[Records contained in a dataset]

◆ ◆ ◆ ◆ ◆

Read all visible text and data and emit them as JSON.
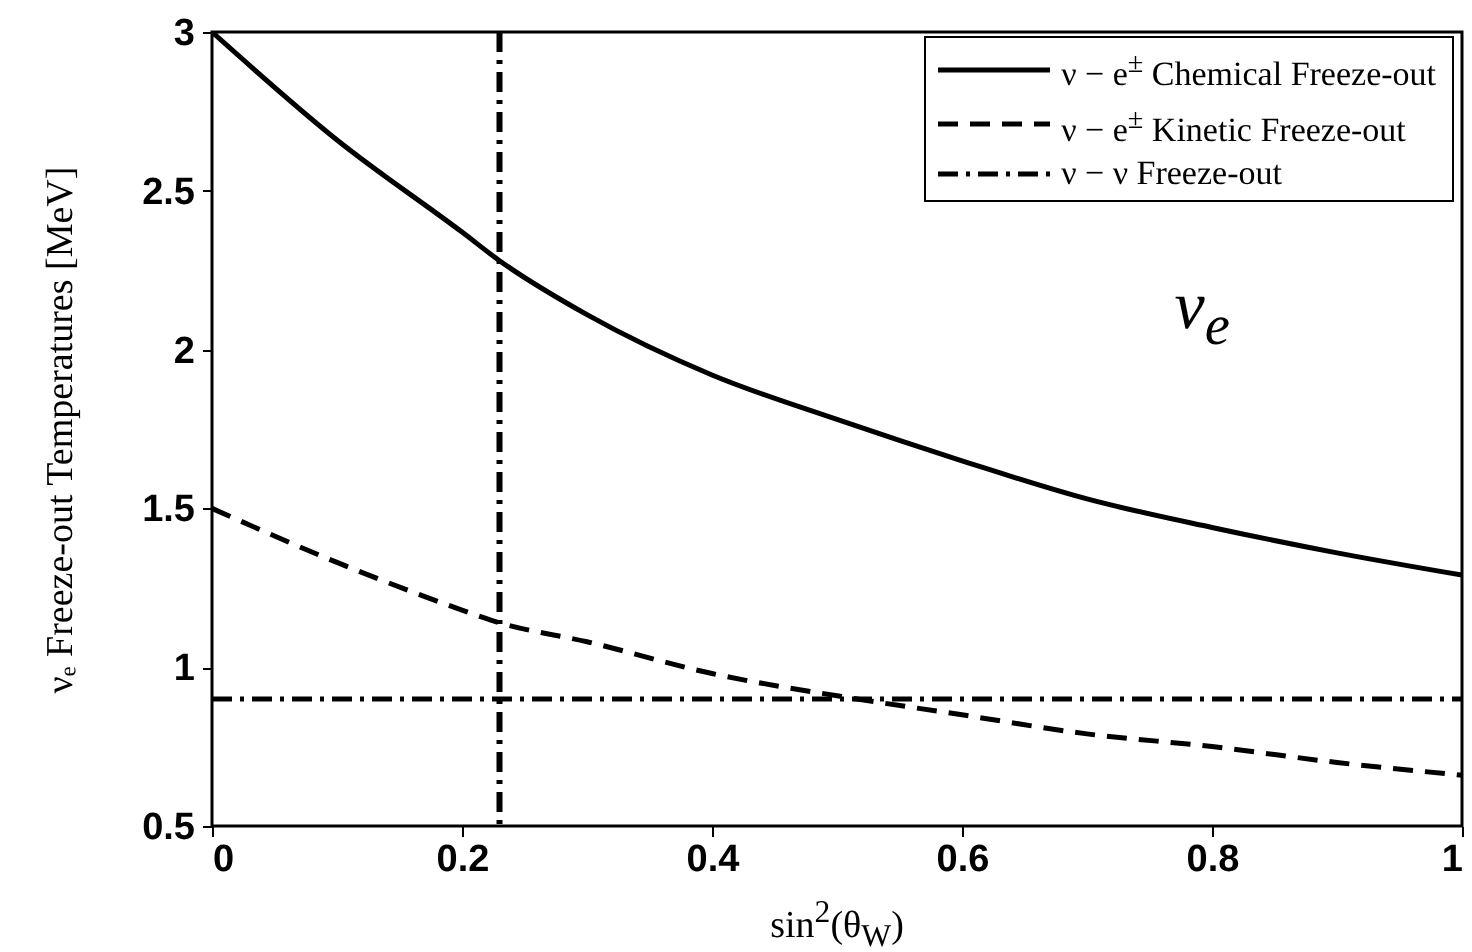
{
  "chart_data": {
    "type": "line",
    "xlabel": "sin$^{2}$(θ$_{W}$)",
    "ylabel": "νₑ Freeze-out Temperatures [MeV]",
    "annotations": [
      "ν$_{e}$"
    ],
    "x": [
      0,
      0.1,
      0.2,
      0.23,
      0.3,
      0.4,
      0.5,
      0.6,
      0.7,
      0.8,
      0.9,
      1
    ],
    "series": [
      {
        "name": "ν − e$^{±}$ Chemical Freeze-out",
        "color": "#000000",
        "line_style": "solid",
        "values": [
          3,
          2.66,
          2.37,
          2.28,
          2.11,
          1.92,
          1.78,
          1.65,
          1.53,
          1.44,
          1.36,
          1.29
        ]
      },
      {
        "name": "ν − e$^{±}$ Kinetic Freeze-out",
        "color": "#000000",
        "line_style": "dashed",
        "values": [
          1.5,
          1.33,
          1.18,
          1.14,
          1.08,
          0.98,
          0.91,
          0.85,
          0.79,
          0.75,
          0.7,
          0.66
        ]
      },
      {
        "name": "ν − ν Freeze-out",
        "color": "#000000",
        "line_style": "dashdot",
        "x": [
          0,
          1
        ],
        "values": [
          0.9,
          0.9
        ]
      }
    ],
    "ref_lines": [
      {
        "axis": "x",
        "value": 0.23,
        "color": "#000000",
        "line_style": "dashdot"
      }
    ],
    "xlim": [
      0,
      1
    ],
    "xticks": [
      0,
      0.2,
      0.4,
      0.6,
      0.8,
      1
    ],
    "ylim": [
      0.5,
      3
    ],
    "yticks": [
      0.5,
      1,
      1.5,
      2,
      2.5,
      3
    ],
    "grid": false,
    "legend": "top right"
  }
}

◆ ◆ ◆ ◆ ◆

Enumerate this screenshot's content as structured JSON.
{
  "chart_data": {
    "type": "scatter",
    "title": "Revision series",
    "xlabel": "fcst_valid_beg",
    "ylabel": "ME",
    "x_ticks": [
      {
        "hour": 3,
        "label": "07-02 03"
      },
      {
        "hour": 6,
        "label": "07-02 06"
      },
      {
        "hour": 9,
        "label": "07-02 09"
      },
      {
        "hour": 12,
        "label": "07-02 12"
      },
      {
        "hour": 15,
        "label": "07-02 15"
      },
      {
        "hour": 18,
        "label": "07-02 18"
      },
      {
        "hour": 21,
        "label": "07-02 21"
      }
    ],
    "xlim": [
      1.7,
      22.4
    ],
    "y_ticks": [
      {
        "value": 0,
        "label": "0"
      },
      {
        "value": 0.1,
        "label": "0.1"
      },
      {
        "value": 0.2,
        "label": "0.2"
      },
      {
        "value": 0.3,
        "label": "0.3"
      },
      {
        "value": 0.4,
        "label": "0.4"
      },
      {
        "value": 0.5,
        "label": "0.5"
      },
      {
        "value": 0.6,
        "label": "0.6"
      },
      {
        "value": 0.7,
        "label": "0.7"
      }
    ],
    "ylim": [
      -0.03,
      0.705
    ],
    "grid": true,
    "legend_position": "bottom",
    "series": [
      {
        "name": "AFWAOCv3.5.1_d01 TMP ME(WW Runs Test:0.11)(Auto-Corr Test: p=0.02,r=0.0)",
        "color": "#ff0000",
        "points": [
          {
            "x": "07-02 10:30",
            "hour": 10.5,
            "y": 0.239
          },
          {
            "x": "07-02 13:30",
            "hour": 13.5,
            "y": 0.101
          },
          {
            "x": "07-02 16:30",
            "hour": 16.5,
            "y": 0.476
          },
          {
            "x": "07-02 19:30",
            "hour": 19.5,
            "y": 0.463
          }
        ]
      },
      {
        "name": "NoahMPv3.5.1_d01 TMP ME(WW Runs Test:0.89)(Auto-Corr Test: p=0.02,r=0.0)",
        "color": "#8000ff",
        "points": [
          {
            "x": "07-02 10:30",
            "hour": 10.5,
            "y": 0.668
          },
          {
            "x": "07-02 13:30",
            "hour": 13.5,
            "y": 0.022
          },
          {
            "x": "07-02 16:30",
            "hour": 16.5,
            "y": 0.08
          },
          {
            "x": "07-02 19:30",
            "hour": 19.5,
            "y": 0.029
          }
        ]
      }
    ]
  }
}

◆ ◆ ◆ ◆ ◆

**PROBLEM DETAILS**
Copy out every line of the listing that contains the string "Auto".

**IN RESPONSE**
        "name": "AFWAOCv3.5.1_d01 TMP ME(WW Runs Test:0.11)(Auto-Corr Test: p=0.02,r=0.0)",
        "name": "NoahMPv3.5.1_d01 TMP ME(WW Runs Test:0.89)(Auto-Corr Test: p=0.02,r=0.0)",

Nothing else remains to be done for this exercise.